WHAT TO WORK ON: Transcribe each of the records below exactly, excluding all pictures.

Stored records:
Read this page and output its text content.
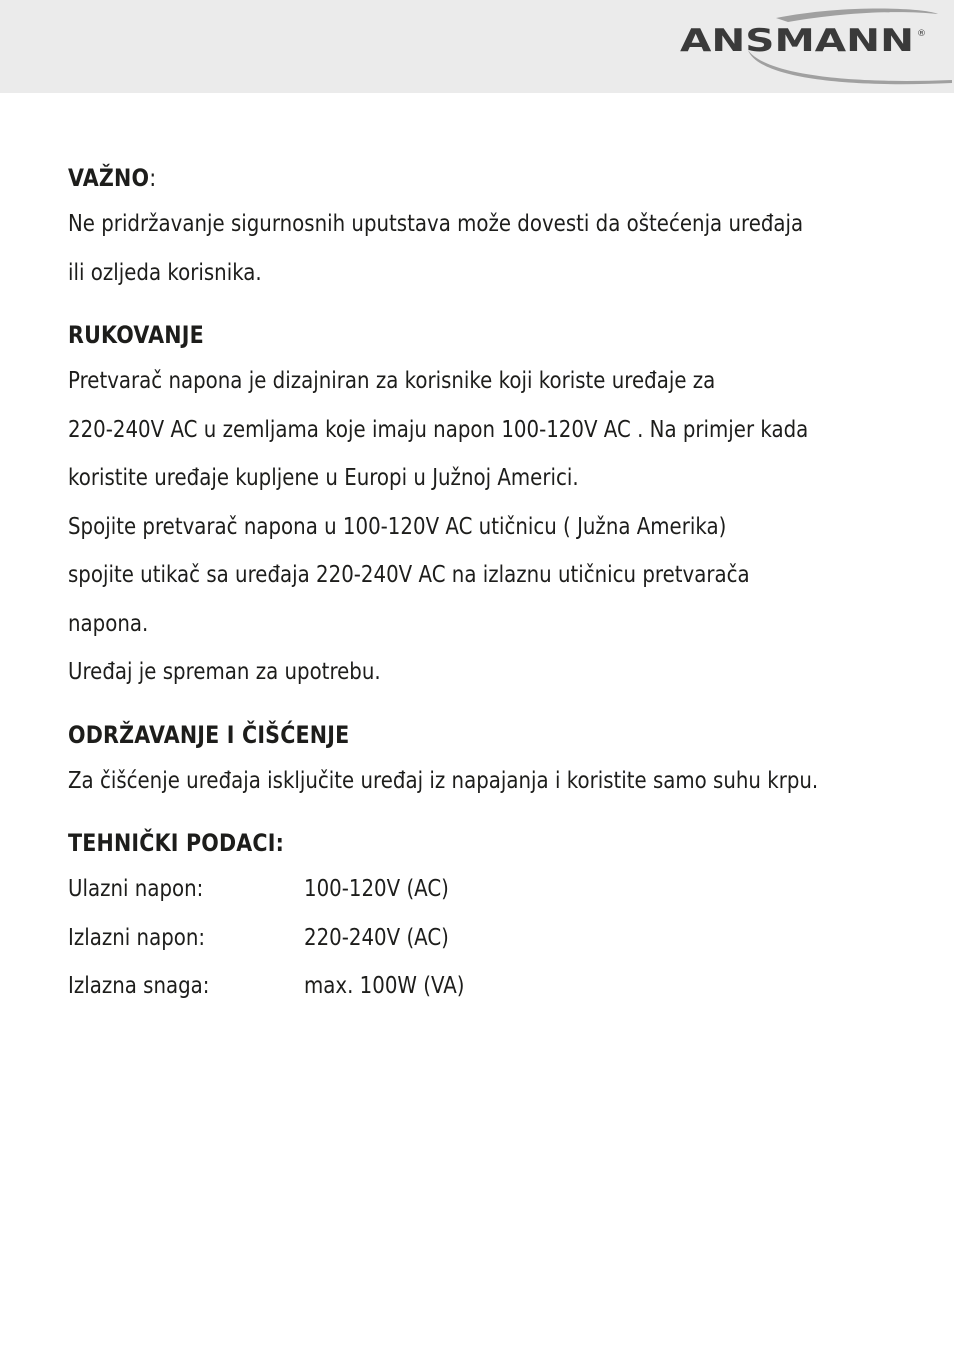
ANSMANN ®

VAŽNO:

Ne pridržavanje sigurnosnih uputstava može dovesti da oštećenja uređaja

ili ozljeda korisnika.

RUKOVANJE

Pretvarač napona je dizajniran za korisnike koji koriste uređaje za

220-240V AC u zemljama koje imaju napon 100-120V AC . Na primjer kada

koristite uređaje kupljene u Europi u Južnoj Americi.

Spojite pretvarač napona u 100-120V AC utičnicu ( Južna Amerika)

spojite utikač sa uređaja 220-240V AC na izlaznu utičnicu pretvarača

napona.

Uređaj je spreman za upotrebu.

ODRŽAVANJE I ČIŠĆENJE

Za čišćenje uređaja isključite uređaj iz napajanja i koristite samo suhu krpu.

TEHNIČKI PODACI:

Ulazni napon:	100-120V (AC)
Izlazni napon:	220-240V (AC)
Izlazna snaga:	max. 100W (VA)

RESULT BELOW:
Read this page and output its text content.
ANSMANN ®

VAŽNO:

Ne pridržavanje sigurnosnih uputstava može dovesti da oštećenja uređaja

ili ozljeda korisnika.

RUKOVANJE

Pretvarač napona je dizajniran za korisnike koji koriste uređaje za

220-240V AC u zemljama koje imaju napon 100-120V AC . Na primjer kada

koristite uređaje kupljene u Europi u Južnoj Americi.

Spojite pretvarač napona u 100-120V AC utičnicu ( Južna Amerika)

spojite utikač sa uređaja 220-240V AC na izlaznu utičnicu pretvarača

napona.

Uređaj je spreman za upotrebu.

ODRŽAVANJE I ČIŠĆENJE

Za čišćenje uređaja isključite uređaj iz napajanja i koristite samo suhu krpu.

TEHNIČKI PODACI:

Ulazni napon:	100-120V (AC)
Izlazni napon:	220-240V (AC)
Izlazna snaga:	max. 100W (VA)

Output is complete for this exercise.